- [Exercise brief] Copy the lines below word for word, from the first one through the line that contains "list-item: Field weakening: above", including both.

Layout element entries
※ ※ ※

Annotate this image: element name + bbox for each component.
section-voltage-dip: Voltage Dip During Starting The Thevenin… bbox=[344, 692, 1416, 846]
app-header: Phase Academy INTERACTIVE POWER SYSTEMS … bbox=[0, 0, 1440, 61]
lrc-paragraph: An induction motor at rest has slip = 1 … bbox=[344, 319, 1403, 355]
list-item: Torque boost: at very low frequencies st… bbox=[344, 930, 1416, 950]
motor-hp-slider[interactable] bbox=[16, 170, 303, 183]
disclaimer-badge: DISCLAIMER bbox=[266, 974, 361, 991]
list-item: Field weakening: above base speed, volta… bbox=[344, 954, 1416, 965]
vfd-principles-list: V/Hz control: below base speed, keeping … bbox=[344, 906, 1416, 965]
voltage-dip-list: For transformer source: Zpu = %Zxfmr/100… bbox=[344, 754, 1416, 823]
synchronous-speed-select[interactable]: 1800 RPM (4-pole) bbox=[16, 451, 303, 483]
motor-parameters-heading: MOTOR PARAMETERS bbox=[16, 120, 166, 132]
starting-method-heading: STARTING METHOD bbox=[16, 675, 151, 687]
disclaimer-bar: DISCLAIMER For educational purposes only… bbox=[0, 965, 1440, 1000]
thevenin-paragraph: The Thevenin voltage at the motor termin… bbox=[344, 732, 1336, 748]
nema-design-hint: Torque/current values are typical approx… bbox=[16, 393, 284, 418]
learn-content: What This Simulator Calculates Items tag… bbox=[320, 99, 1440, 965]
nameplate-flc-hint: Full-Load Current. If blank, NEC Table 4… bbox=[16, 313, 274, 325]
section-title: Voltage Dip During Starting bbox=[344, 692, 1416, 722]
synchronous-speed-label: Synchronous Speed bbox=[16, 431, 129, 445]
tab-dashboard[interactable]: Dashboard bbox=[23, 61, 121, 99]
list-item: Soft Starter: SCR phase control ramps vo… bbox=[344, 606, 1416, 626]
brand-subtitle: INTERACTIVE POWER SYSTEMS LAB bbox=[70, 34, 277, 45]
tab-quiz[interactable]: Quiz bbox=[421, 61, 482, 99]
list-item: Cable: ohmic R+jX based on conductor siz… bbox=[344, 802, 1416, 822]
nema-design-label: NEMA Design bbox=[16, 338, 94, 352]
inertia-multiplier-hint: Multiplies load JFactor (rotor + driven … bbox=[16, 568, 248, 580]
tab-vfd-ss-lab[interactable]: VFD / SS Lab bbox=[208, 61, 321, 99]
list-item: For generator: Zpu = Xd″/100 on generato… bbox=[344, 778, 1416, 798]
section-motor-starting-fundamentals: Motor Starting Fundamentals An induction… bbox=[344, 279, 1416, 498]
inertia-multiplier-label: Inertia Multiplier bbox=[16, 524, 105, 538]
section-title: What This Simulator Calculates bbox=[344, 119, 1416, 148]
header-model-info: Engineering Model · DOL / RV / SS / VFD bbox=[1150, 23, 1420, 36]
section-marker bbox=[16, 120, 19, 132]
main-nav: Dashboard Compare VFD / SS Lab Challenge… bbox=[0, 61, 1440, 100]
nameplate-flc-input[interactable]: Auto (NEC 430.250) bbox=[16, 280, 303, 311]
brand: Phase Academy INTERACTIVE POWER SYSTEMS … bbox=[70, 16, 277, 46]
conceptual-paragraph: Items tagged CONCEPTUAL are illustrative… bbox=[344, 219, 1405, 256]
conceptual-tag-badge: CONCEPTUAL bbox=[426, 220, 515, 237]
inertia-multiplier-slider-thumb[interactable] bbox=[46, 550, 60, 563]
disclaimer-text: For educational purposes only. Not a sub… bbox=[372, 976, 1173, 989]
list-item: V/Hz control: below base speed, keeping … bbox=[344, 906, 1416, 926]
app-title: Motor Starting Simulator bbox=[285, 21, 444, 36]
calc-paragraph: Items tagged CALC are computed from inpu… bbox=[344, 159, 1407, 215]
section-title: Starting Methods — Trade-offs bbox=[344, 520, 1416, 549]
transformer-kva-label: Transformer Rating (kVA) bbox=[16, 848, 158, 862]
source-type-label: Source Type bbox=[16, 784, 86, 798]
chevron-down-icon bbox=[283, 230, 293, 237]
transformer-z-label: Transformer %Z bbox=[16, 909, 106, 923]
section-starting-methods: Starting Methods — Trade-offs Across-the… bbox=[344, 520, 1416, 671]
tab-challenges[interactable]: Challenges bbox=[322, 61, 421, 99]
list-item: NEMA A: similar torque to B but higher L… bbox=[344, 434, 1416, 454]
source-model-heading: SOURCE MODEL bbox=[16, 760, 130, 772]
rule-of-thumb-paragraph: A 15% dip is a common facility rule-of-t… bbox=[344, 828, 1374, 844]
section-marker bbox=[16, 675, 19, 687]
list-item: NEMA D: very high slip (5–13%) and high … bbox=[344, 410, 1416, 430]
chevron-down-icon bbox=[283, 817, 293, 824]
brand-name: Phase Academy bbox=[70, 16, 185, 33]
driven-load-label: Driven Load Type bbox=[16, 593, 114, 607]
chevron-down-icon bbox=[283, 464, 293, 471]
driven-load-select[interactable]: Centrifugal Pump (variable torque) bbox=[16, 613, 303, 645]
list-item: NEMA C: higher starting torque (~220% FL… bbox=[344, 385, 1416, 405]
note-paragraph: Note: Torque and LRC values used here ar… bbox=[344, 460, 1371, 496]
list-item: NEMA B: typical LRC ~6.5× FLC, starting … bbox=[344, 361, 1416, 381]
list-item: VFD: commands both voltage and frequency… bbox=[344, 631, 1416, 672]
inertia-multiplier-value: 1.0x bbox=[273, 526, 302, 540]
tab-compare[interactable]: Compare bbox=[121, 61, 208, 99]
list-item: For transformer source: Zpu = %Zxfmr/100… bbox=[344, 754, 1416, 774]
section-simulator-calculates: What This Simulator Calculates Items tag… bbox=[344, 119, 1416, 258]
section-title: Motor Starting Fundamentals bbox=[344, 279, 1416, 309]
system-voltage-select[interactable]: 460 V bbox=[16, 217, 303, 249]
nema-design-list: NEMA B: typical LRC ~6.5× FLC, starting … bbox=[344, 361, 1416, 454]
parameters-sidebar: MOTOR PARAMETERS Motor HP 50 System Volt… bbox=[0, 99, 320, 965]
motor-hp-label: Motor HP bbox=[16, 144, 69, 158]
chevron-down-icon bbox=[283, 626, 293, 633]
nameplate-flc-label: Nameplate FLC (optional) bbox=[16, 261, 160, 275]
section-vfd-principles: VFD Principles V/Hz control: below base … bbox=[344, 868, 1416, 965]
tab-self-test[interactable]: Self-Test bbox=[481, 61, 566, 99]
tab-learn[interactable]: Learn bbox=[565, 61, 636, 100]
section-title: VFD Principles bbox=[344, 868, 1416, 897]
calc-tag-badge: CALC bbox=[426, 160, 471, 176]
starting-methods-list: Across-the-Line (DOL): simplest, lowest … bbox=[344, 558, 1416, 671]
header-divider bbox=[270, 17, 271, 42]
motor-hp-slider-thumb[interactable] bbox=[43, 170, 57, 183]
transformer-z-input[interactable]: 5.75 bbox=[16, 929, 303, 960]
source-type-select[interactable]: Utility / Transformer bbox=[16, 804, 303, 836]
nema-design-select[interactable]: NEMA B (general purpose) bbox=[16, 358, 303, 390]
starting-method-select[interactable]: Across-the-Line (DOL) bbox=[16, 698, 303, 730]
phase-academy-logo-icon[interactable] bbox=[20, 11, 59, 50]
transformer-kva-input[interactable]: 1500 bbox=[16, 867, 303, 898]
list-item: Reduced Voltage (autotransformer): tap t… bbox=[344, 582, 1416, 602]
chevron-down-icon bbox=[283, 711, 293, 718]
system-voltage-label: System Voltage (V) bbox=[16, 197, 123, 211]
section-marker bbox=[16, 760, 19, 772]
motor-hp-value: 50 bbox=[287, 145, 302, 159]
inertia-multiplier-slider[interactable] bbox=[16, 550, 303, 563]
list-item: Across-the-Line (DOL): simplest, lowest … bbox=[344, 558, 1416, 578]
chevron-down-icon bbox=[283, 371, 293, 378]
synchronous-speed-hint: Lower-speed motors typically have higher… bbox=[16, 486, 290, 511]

※ ※ ※

- [Response for this exercise]
Annotate this image: element name + bbox for each component.
section-voltage-dip: Voltage Dip During Starting The Thevenin… bbox=[344, 692, 1416, 846]
app-header: Phase Academy INTERACTIVE POWER SYSTEMS … bbox=[0, 0, 1440, 61]
lrc-paragraph: An induction motor at rest has slip = 1 … bbox=[344, 319, 1403, 355]
list-item: Torque boost: at very low frequencies st… bbox=[344, 930, 1416, 950]
motor-hp-slider[interactable] bbox=[16, 170, 303, 183]
disclaimer-badge: DISCLAIMER bbox=[266, 974, 361, 991]
list-item: Field weakening: above base speed, volta… bbox=[344, 954, 1416, 965]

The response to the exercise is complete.